— What you are asked to do —
Copy out the records, changing each "serpentine" to "zigzag" and keeping everything else the same. Leave the pictures out.

____

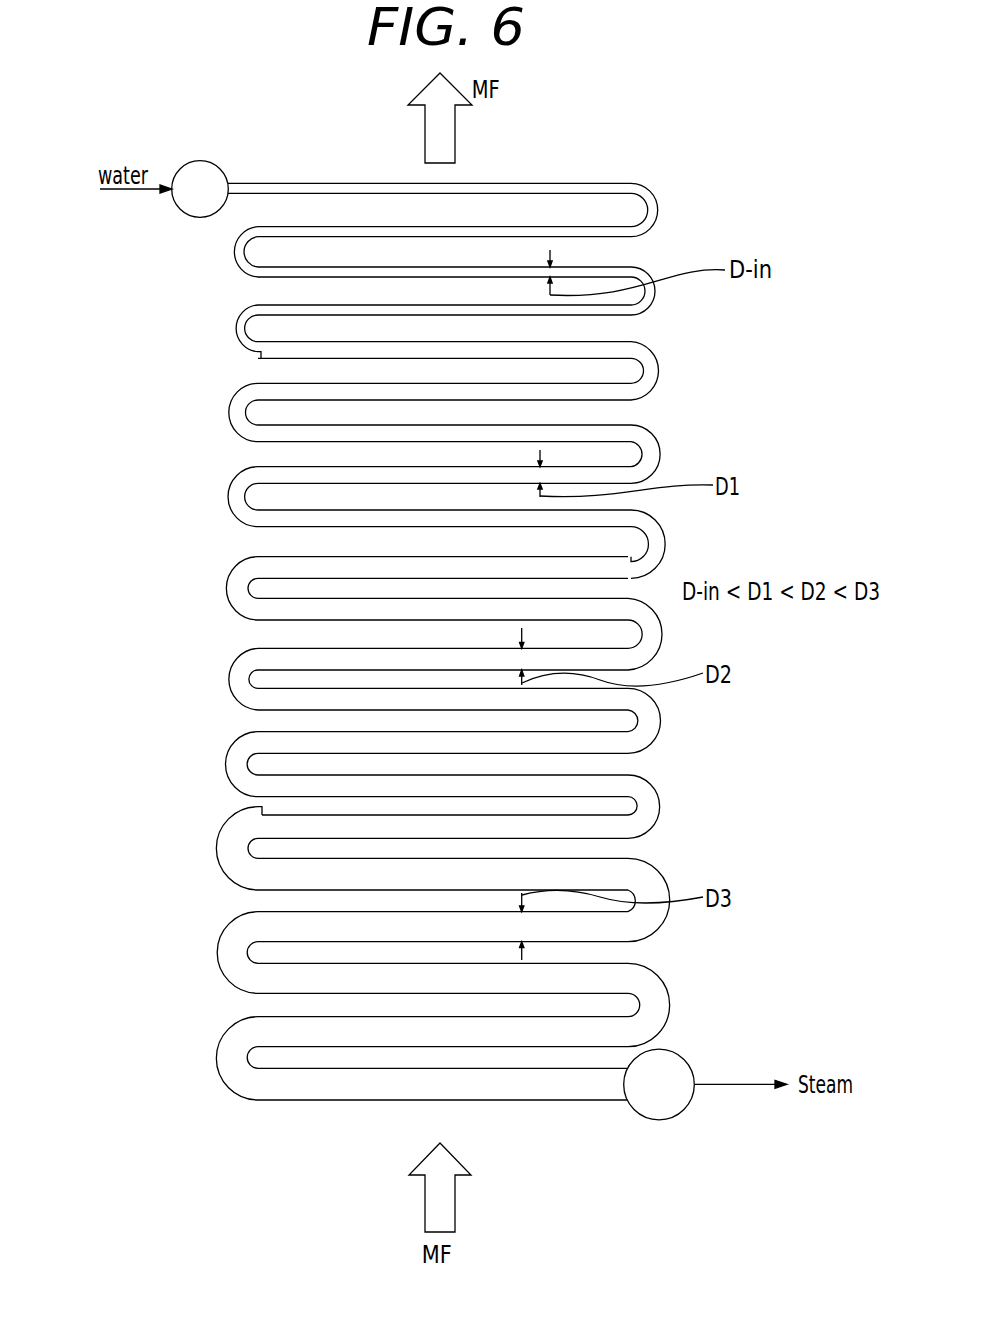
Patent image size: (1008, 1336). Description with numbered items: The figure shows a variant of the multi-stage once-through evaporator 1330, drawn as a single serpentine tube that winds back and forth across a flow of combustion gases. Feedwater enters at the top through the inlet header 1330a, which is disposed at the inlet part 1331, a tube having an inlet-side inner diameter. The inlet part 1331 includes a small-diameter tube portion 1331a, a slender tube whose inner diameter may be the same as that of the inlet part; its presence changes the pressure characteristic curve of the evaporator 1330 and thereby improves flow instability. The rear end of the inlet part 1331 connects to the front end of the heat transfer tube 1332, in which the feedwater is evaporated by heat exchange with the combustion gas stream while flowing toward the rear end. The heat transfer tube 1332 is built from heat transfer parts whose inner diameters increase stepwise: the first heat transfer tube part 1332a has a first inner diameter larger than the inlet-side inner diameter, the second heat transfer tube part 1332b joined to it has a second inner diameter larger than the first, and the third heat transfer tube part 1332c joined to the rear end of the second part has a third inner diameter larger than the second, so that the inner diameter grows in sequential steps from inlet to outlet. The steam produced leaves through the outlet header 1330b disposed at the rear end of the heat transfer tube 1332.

The multi-stage once-through evaporator 1330 is at (160, 92).
The inlet header 1330a is at (193, 178).
The outlet header 1330b is at (661, 1112).
The inlet part 1331 is at (387, 224).
The small-diameter tube portion 1331a is at (587, 186).
The heat transfer tube 1332 is at (117, 462).
The first heat transfer tube part 1332a is at (214, 435).
The second heat transfer tube part 1332b is at (214, 672).
The third heat transfer tube part 1332c is at (214, 927).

____

— Written response —
Patent image size: (1008, 1336). Description with numbered items: The figure shows a variant of the multi-stage once-through evaporator 1330, drawn as a single zigzag tube that winds back and forth across a flow of combustion gases. Feedwater enters at the top through the inlet header 1330a, which is disposed at the inlet part 1331, a tube having an inlet-side inner diameter. The inlet part 1331 includes a small-diameter tube portion 1331a, a slender tube whose inner diameter may be the same as that of the inlet part; its presence changes the pressure characteristic curve of the evaporator 1330 and thereby improves flow instability. The rear end of the inlet part 1331 connects to the front end of the heat transfer tube 1332, in which the feedwater is evaporated by heat exchange with the combustion gas stream while flowing toward the rear end. The heat transfer tube 1332 is built from heat transfer parts whose inner diameters increase stepwise: the first heat transfer tube part 1332a has a first inner diameter larger than the inlet-side inner diameter, the second heat transfer tube part 1332b joined to it has a second inner diameter larger than the first, and the third heat transfer tube part 1332c joined to the rear end of the second part has a third inner diameter larger than the second, so that the inner diameter grows in sequential steps from inlet to outlet. The steam produced leaves through the outlet header 1330b disposed at the rear end of the heat transfer tube 1332.

The multi-stage once-through evaporator 1330 is at (160, 92).
The inlet header 1330a is at (193, 178).
The outlet header 1330b is at (661, 1112).
The inlet part 1331 is at (387, 224).
The small-diameter tube portion 1331a is at (587, 186).
The heat transfer tube 1332 is at (117, 462).
The first heat transfer tube part 1332a is at (214, 435).
The second heat transfer tube part 1332b is at (214, 672).
The third heat transfer tube part 1332c is at (214, 927).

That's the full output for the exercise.